--- begin ---
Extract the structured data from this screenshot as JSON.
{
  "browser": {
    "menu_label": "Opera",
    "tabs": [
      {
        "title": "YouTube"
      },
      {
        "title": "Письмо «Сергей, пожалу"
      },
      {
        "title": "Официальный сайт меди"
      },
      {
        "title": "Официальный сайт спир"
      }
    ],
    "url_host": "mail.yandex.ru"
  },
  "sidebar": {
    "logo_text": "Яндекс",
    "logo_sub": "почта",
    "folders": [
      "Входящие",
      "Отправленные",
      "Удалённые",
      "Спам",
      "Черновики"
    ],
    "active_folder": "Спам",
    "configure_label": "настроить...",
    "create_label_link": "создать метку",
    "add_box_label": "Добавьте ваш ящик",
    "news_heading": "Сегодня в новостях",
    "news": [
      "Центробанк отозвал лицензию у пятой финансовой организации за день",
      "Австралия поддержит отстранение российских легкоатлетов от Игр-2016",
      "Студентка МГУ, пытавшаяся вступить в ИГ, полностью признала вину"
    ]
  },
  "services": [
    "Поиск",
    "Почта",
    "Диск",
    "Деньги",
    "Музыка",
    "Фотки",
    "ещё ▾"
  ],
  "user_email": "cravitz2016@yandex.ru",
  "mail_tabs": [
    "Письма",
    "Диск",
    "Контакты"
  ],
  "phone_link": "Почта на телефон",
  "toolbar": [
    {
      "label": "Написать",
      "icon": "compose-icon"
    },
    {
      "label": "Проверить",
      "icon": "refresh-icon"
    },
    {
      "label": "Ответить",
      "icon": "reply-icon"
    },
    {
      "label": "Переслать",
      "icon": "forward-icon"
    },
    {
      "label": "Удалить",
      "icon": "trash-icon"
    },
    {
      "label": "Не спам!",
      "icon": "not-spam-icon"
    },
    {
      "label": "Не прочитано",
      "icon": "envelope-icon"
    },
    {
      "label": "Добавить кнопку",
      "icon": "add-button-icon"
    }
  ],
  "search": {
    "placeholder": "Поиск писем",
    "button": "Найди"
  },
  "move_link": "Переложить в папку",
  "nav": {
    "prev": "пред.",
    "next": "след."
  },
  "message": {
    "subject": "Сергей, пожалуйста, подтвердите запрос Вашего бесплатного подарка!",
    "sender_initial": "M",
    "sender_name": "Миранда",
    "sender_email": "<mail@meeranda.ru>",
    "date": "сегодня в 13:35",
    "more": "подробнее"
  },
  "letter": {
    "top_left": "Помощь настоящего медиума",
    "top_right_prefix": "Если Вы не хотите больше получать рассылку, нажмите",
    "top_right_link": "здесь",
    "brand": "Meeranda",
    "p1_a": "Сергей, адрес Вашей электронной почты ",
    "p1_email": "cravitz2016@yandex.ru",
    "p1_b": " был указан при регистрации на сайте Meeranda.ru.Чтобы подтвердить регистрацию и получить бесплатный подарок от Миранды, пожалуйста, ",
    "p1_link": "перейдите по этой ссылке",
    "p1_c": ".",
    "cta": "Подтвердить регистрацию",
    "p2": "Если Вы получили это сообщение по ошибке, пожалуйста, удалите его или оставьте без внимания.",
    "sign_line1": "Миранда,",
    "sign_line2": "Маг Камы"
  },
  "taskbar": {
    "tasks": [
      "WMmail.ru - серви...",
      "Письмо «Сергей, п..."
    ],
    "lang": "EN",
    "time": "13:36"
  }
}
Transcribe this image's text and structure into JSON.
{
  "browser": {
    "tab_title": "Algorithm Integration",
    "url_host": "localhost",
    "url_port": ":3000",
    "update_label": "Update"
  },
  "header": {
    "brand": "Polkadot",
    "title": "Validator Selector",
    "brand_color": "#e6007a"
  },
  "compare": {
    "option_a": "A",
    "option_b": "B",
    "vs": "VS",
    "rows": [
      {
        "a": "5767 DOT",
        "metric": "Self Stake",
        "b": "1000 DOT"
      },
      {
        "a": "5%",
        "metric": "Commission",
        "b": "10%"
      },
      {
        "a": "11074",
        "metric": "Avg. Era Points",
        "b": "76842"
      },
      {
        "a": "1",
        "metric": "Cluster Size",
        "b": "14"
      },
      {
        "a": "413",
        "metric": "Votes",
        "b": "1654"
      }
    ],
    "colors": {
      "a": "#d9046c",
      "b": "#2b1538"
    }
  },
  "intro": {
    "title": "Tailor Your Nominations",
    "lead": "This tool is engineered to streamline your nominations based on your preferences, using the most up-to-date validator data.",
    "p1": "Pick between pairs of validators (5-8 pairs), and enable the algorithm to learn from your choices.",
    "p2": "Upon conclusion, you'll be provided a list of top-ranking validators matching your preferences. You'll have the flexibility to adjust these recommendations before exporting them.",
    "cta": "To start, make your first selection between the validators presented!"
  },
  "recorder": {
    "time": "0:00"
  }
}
--- end ---
SET TASK: Extract each line holding the string "preferences".

ANSWER FOR THE TASK:
    "lead": "This tool is engineered to streamline your nominations based on your preferences, using the most up-to-date validator data.",
    "p2": "Upon conclusion, you'll be provided a list of top-ranking validators matching your preferences. You'll have the flexibility to adjust these recommendations before exporting them.",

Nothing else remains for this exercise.